WORK TO DO → In the material below, find every line with "title" and pull it out.

RECORD EXCERPTS →

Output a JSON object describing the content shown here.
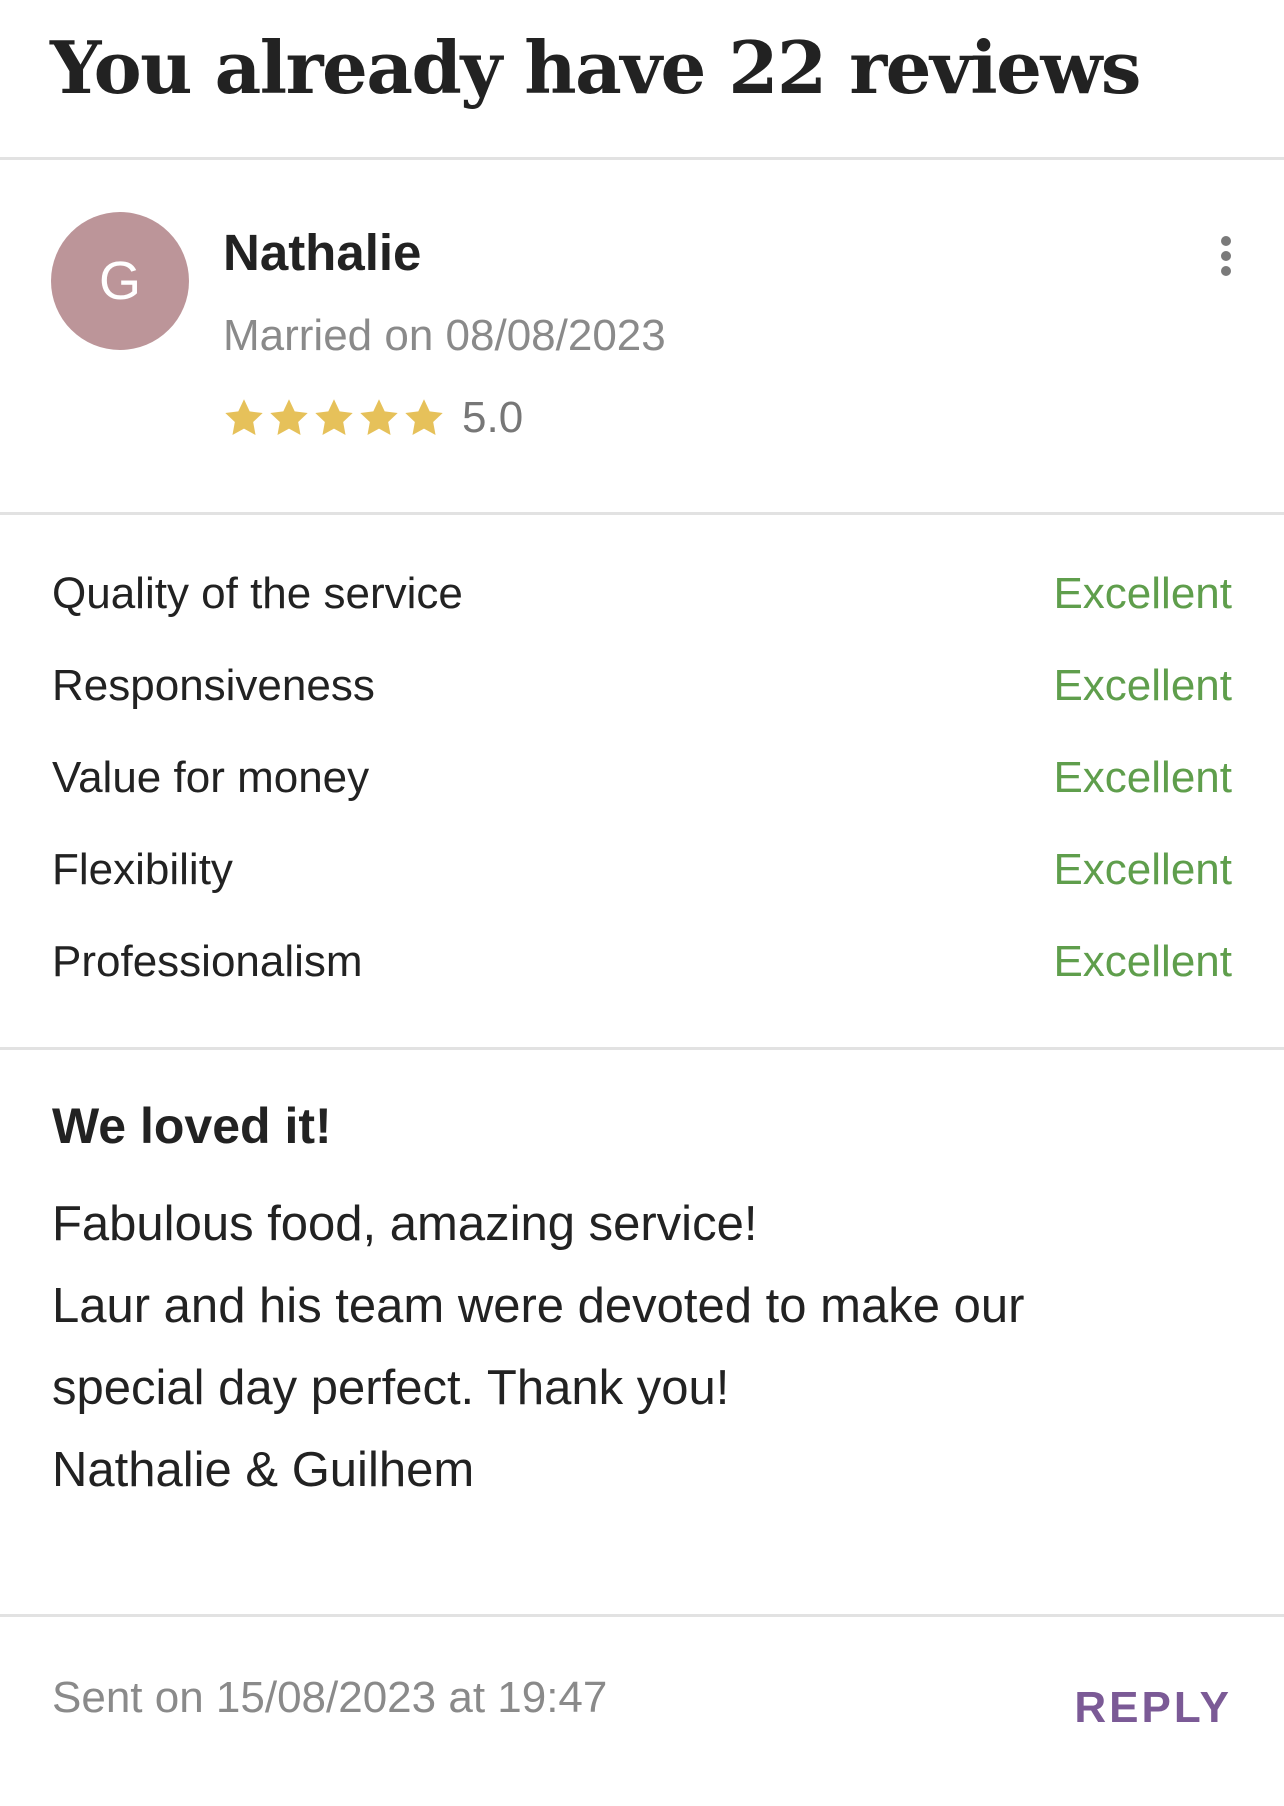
{
  "header": {
    "title": "You already have 22 reviews"
  },
  "review": {
    "avatar_letter": "G",
    "avatar_color": "#bc9599",
    "reviewer_name": "Nathalie",
    "married_on": "Married on 08/08/2023",
    "rating": {
      "value": "5.0",
      "stars_filled": 5,
      "stars_total": 5,
      "star_color": "#e6c15a"
    },
    "more_icon": "more-vertical-icon",
    "criteria": [
      {
        "label": "Quality of the service",
        "value": "Excellent"
      },
      {
        "label": "Responsiveness",
        "value": "Excellent"
      },
      {
        "label": "Value for money",
        "value": "Excellent"
      },
      {
        "label": "Flexibility",
        "value": "Excellent"
      },
      {
        "label": "Professionalism",
        "value": "Excellent"
      }
    ],
    "criteria_value_color": "#5f9e4c",
    "title": "We loved it!",
    "body_lines": [
      "Fabulous food, amazing service!",
      "Laur and his team were devoted to make our",
      "special day perfect. Thank you!",
      "Nathalie & Guilhem"
    ],
    "sent_on": "Sent on 15/08/2023 at 19:47",
    "reply_label": "REPLY",
    "reply_color": "#7b5a96"
  }
}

WORKED ANSWER →
    "title": "You already have 22 reviews"
    "title": "We loved it!",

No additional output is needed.